╔══

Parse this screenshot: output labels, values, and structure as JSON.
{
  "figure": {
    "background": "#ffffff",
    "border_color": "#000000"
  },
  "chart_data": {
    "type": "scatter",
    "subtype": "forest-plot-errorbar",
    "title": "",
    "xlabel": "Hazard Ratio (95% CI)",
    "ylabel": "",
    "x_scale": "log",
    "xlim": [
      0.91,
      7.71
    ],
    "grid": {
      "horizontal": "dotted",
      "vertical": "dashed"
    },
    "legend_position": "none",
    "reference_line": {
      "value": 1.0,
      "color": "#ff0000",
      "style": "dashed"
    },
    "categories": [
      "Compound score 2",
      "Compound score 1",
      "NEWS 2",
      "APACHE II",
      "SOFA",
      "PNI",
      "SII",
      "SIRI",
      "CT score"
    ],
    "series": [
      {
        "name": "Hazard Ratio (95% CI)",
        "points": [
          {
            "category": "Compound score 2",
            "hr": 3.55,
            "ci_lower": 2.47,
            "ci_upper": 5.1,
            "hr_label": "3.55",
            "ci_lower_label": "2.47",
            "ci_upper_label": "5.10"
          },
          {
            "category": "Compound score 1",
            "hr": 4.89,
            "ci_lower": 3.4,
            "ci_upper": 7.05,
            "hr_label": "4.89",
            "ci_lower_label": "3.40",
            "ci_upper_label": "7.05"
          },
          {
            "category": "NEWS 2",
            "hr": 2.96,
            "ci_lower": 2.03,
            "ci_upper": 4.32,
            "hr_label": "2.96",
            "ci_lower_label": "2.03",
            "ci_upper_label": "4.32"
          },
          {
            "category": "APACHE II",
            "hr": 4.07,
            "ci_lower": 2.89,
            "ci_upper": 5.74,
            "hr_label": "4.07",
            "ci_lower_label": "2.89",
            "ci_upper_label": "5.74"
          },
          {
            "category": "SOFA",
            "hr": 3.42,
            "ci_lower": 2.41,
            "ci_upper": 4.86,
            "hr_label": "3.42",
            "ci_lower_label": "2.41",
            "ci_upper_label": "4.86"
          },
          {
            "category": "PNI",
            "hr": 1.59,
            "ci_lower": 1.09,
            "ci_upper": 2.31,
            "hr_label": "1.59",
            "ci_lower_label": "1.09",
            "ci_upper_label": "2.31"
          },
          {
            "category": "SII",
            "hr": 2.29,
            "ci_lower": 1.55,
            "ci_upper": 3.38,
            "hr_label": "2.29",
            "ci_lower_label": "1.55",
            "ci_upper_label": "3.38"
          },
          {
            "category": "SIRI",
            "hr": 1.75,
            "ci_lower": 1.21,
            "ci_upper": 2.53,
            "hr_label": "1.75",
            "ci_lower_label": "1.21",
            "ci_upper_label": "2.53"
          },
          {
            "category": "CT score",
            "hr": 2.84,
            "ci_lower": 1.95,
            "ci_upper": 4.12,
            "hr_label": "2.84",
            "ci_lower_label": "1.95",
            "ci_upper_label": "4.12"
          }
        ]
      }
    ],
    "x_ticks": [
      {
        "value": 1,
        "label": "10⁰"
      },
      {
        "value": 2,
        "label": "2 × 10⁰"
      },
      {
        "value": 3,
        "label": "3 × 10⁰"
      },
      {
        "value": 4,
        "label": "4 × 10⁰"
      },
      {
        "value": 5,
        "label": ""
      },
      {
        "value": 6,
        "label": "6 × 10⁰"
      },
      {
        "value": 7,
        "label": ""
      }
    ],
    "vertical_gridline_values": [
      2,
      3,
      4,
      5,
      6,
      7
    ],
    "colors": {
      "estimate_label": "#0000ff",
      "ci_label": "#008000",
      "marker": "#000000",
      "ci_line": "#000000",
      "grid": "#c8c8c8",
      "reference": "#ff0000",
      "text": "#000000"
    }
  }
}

╚══

WHAT THE TASK ASKS: Gather from the records above every line containing the string "category".

EXERCISE RESPONSE:
            "category": "Compound score 2",
            "category": "Compound score 1",
            "category": "NEWS 2",
            "category": "APACHE II",
            "category": "SOFA",
            "category": "PNI",
            "category": "SII",
            "category": "SIRI",
            "category": "CT score",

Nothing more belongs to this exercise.